#### WHAT IS REQUIRED
Format the material as a Markdown table with the columns Row and Line, numbering each line and leaving out blank lines and pictures.

#### Element placement data
________________________________________

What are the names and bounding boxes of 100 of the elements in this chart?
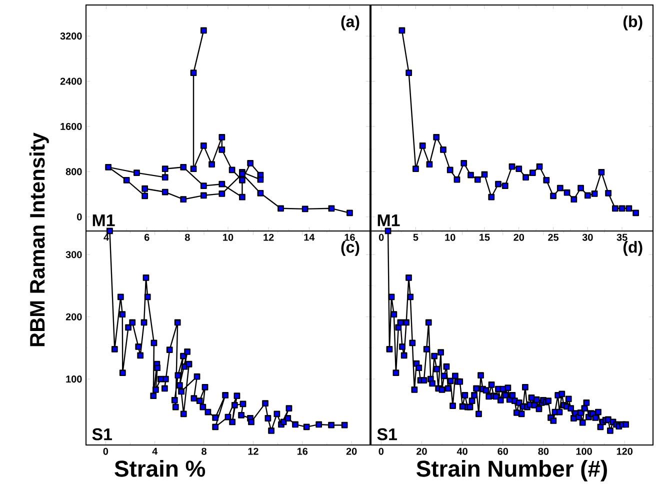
- annotation: S1: [92, 428, 112, 440]
- point: [218, 146, 226, 153]
- y-tick-label: 200: [66, 313, 82, 320]
- point: [522, 174, 529, 181]
- point: [218, 134, 226, 140]
- point: [460, 160, 468, 166]
- point: [412, 166, 419, 172]
- point: [257, 176, 264, 183]
- x-tick-label: 5: [413, 234, 418, 241]
- point: [142, 192, 148, 200]
- point: [570, 196, 578, 203]
- x-tick-label: 30: [582, 234, 593, 241]
- x-tick-label: 0: [378, 448, 384, 455]
- x-tick-label: 35: [616, 234, 628, 241]
- point: [239, 176, 246, 184]
- x-tick-label: 10: [223, 234, 234, 241]
- point: [516, 166, 522, 172]
- point: [346, 210, 353, 216]
- point: [419, 142, 426, 149]
- point: [495, 180, 502, 188]
- annotation: (c): [341, 241, 360, 256]
- y-tick-label: 1600: [60, 122, 82, 130]
- annotation: S1: [377, 428, 397, 440]
- annotation: M1: [92, 214, 115, 226]
- x-tick-label: 60: [498, 448, 508, 455]
- point: [200, 192, 207, 199]
- annotation: (b): [623, 16, 642, 30]
- y-tick-label: 3200: [60, 32, 82, 40]
- point: [440, 146, 446, 153]
- x-tick-label: 8: [184, 234, 190, 241]
- point: [190, 70, 197, 76]
- point: [454, 176, 460, 183]
- point: [398, 27, 406, 34]
- point: [200, 182, 207, 189]
- y-tick-label: 800: [66, 168, 82, 176]
- point: [632, 210, 639, 216]
- point: [200, 27, 207, 34]
- point: [605, 190, 612, 196]
- point: [328, 205, 335, 212]
- x-tick-label: 0: [103, 448, 108, 455]
- point: [278, 205, 284, 212]
- x-tick-label: 12: [248, 448, 258, 455]
- x-tick-label: 16: [297, 448, 308, 455]
- point: [142, 185, 148, 192]
- point: [162, 166, 168, 172]
- point: [543, 176, 550, 184]
- x-tick-label: 4: [152, 448, 158, 455]
- point: [618, 205, 626, 212]
- x-tick-label: 100: [576, 448, 592, 455]
- point: [584, 192, 591, 199]
- point: [180, 196, 187, 203]
- x-tick-label: 40: [456, 448, 468, 455]
- x-tick-label: 8: [202, 448, 206, 455]
- point: [578, 184, 584, 192]
- point: [247, 160, 254, 166]
- point: [162, 174, 168, 181]
- point: [426, 161, 433, 168]
- point: [239, 194, 246, 200]
- y-tick-label: 0: [77, 213, 82, 220]
- point: [598, 169, 605, 176]
- y-tick-label: 2400: [60, 78, 82, 85]
- x-tick-label: 14: [304, 234, 315, 241]
- point: [502, 182, 508, 189]
- point: [626, 205, 632, 212]
- point: [190, 166, 197, 172]
- x-tick-label: 0: [378, 234, 384, 241]
- x-axis-title: Strain Number (#): [416, 460, 607, 482]
- point: [474, 176, 481, 183]
- x-tick-label: 120: [616, 448, 633, 455]
- annotation: (a): [341, 16, 360, 30]
- point: [200, 142, 207, 149]
- annotation: M1: [378, 214, 400, 226]
- x-tick-label: 20: [514, 234, 524, 241]
- point: [556, 184, 564, 192]
- point: [550, 192, 556, 200]
- point: [228, 166, 236, 174]
- x-axis-title: Strain %: [114, 460, 206, 477]
- point: [481, 171, 488, 178]
- point: [591, 190, 598, 197]
- point: [180, 164, 187, 170]
- point: [446, 166, 454, 174]
- y-tick-label: 300: [66, 251, 82, 258]
- point: [105, 164, 112, 170]
- x-tick-label: 10: [445, 234, 456, 241]
- point: [612, 205, 618, 212]
- point: [529, 170, 536, 176]
- x-tick-label: 20: [346, 448, 357, 455]
- point: [123, 176, 130, 184]
- point: [162, 188, 168, 196]
- y-tick-label: 100: [66, 376, 82, 383]
- point: [536, 163, 543, 170]
- x-tick-label: 4: [104, 234, 109, 241]
- y-axis-title: RBM Raman Intensity: [29, 132, 49, 346]
- annotation: (d): [623, 241, 642, 256]
- point: [302, 206, 308, 212]
- point: [488, 194, 495, 200]
- x-tick-label: 25: [548, 234, 559, 241]
- x-tick-label: 6: [144, 234, 150, 241]
- x-tick-label: 15: [480, 234, 490, 241]
- x-tick-label: 20: [416, 448, 427, 455]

________________________________________

#### WRITTEN RESPONSE
| Row | Line |
|---|---|
| 1 | What are the names and bounding boxes of 100 of the elements in this chart? |
| 2 | - annotation: S1: [92, 428, 112, 440] |
| 3 | - point: [218, 146, 226, 153] |
| 4 | - y-tick-label: 200: [66, 313, 82, 320] |
| 5 | - point: [522, 174, 529, 181] |
| 6 | - point: [218, 134, 226, 140] |
| 7 | - point: [460, 160, 468, 166] |
| 8 | - point: [412, 166, 419, 172] |
| 9 | - point: [257, 176, 264, 183] |
| 10 | - x-tick-label: 5: [413, 234, 418, 241] |
| 11 | - point: [142, 192, 148, 200] |
| 12 | - point: [570, 196, 578, 203] |
| 13 | - x-tick-label: 30: [582, 234, 593, 241] |
| 14 | - x-tick-label: 0: [378, 448, 384, 455] |
| 15 | - x-tick-label: 35: [616, 234, 628, 241] |
| 16 | - point: [239, 176, 246, 184] |
| 17 | - x-tick-label: 10: [223, 234, 234, 241] |
| 18 | - point: [516, 166, 522, 172] |
| 19 | - point: [346, 210, 353, 216] |
| 20 | - point: [419, 142, 426, 149] |
| 21 | - point: [495, 180, 502, 188] |
| 22 | - annotation: (c): [341, 241, 360, 256] |
| 23 | - y-tick-label: 1600: [60, 122, 82, 130] |
| 24 | - annotation: S1: [377, 428, 397, 440] |
| 25 | - annotation: M1: [92, 214, 115, 226] |
| 26 | - x-tick-label: 60: [498, 448, 508, 455] |
| 27 | - point: [200, 192, 207, 199] |
| 28 | - annotation: (b): [623, 16, 642, 30] |
| 29 | - y-tick-label: 3200: [60, 32, 82, 40] |
| 30 | - point: [440, 146, 446, 153] |
| 31 | - x-tick-label: 8: [184, 234, 190, 241] |
| 32 | - point: [190, 70, 197, 76] |
| 33 | - point: [454, 176, 460, 183] |
| 34 | - point: [398, 27, 406, 34] |
| 35 | - point: [200, 182, 207, 189] |
| 36 | - y-tick-label: 800: [66, 168, 82, 176] |
| 37 | - point: [632, 210, 639, 216] |
| 38 | - point: [200, 27, 207, 34] |
| 39 | - point: [605, 190, 612, 196] |
| 40 | - point: [328, 205, 335, 212] |
| 41 | - x-tick-label: 0: [103, 448, 108, 455] |
| 42 | - point: [278, 205, 284, 212] |
| 43 | - x-tick-label: 12: [248, 448, 258, 455] |
| 44 | - x-tick-label: 16: [297, 448, 308, 455] |
| 45 | - point: [142, 185, 148, 192] |
| 46 | - point: [162, 166, 168, 172] |
| 47 | - point: [543, 176, 550, 184] |
| 48 | - x-tick-label: 4: [152, 448, 158, 455] |
| 49 | - point: [618, 205, 626, 212] |
| 50 | - x-tick-label: 100: [576, 448, 592, 455] |
| 51 | - point: [584, 192, 591, 199] |
| 52 | - point: [180, 196, 187, 203] |
| 53 | - x-tick-label: 40: [456, 448, 468, 455] |
| 54 | - x-tick-label: 8: [202, 448, 206, 455] |
| 55 | - point: [578, 184, 584, 192] |
| 56 | - point: [247, 160, 254, 166] |
| 57 | - point: [162, 174, 168, 181] |
| 58 | - point: [426, 161, 433, 168] |
| 59 | - point: [239, 194, 246, 200] |
| 60 | - y-tick-label: 0: [77, 213, 82, 220] |
| 61 | - point: [598, 169, 605, 176] |
| 62 | - y-tick-label: 2400: [60, 78, 82, 85] |
| 63 | - x-tick-label: 14: [304, 234, 315, 241] |
| 64 | - point: [502, 182, 508, 189] |
| 65 | - point: [626, 205, 632, 212] |
| 66 | - point: [190, 166, 197, 172] |
| 67 | - x-tick-label: 0: [378, 234, 384, 241] |
| 68 | - x-axis-title: Strain Number (#): [416, 460, 607, 482] |
| 69 | - point: [474, 176, 481, 183] |
| 70 | - x-tick-label: 120: [616, 448, 633, 455] |
| 71 | - annotation: (a): [341, 16, 360, 30] |
| 72 | - point: [200, 142, 207, 149] |
| 73 | - annotation: M1: [378, 214, 400, 226] |
| 74 | - x-tick-label: 20: [514, 234, 524, 241] |
| 75 | - point: [556, 184, 564, 192] |
| 76 | - point: [550, 192, 556, 200] |
| 77 | - point: [228, 166, 236, 174] |
| 78 | - x-axis-title: Strain %: [114, 460, 206, 477] |
| 79 | - point: [481, 171, 488, 178] |
| 80 | - point: [591, 190, 598, 197] |
| 81 | - point: [180, 164, 187, 170] |
| 82 | - point: [446, 166, 454, 174] |
| 83 | - y-tick-label: 300: [66, 251, 82, 258] |
| 84 | - point: [105, 164, 112, 170] |
| 85 | - x-tick-label: 10: [445, 234, 456, 241] |
| 86 | - point: [612, 205, 618, 212] |
| 87 | - point: [529, 170, 536, 176] |
| 88 | - x-tick-label: 20: [346, 448, 357, 455] |
| 89 | - point: [123, 176, 130, 184] |
| 90 | - point: [162, 188, 168, 196] |
| 91 | - y-tick-label: 100: [66, 376, 82, 383] |
| 92 | - point: [536, 163, 543, 170] |
| 93 | - x-tick-label: 4: [104, 234, 109, 241] |
| 94 | - y-axis-title: RBM Raman Intensity: [29, 132, 49, 346] |
| 95 | - annotation: (d): [623, 241, 642, 256] |
| 96 | - point: [302, 206, 308, 212] |
| 97 | - point: [488, 194, 495, 200] |
| 98 | - x-tick-label: 25: [548, 234, 559, 241] |
| 99 | - x-tick-label: 6: [144, 234, 150, 241] |
| 100 | - x-tick-label: 15: [480, 234, 490, 241] |
| 101 | - x-tick-label: 20: [416, 448, 427, 455] |